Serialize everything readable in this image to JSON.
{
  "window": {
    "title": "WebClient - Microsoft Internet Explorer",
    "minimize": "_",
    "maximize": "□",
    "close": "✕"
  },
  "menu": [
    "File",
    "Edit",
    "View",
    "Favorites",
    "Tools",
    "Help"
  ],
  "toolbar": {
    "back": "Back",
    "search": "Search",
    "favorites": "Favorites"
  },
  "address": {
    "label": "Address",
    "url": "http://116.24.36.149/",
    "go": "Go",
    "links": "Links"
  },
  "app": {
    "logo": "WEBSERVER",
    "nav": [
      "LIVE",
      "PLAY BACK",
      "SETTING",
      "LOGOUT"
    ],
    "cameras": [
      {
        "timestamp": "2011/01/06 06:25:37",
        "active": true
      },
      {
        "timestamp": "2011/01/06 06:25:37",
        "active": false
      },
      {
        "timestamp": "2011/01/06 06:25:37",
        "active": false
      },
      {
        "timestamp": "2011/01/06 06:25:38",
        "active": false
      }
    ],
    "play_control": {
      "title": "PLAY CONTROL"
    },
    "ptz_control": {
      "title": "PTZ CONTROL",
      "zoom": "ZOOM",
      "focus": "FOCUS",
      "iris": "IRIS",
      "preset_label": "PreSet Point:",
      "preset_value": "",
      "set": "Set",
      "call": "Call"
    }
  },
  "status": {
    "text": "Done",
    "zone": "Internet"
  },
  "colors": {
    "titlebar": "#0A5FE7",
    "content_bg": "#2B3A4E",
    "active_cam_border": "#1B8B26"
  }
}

═══

Copy out the data shown above without altering anything.

**REPLY TO THE TASK**
Serialize everything readable in this image to JSON.
{
  "window": {
    "title": "WebClient - Microsoft Internet Explorer",
    "minimize": "_",
    "maximize": "□",
    "close": "✕"
  },
  "menu": [
    "File",
    "Edit",
    "View",
    "Favorites",
    "Tools",
    "Help"
  ],
  "toolbar": {
    "back": "Back",
    "search": "Search",
    "favorites": "Favorites"
  },
  "address": {
    "label": "Address",
    "url": "http://116.24.36.149/",
    "go": "Go",
    "links": "Links"
  },
  "app": {
    "logo": "WEBSERVER",
    "nav": [
      "LIVE",
      "PLAY BACK",
      "SETTING",
      "LOGOUT"
    ],
    "cameras": [
      {
        "timestamp": "2011/01/06 06:25:37",
        "active": true
      },
      {
        "timestamp": "2011/01/06 06:25:37",
        "active": false
      },
      {
        "timestamp": "2011/01/06 06:25:37",
        "active": false
      },
      {
        "timestamp": "2011/01/06 06:25:38",
        "active": false
      }
    ],
    "play_control": {
      "title": "PLAY CONTROL"
    },
    "ptz_control": {
      "title": "PTZ CONTROL",
      "zoom": "ZOOM",
      "focus": "FOCUS",
      "iris": "IRIS",
      "preset_label": "PreSet Point:",
      "preset_value": "",
      "set": "Set",
      "call": "Call"
    }
  },
  "status": {
    "text": "Done",
    "zone": "Internet"
  },
  "colors": {
    "titlebar": "#0A5FE7",
    "content_bg": "#2B3A4E",
    "active_cam_border": "#1B8B26"
  }
}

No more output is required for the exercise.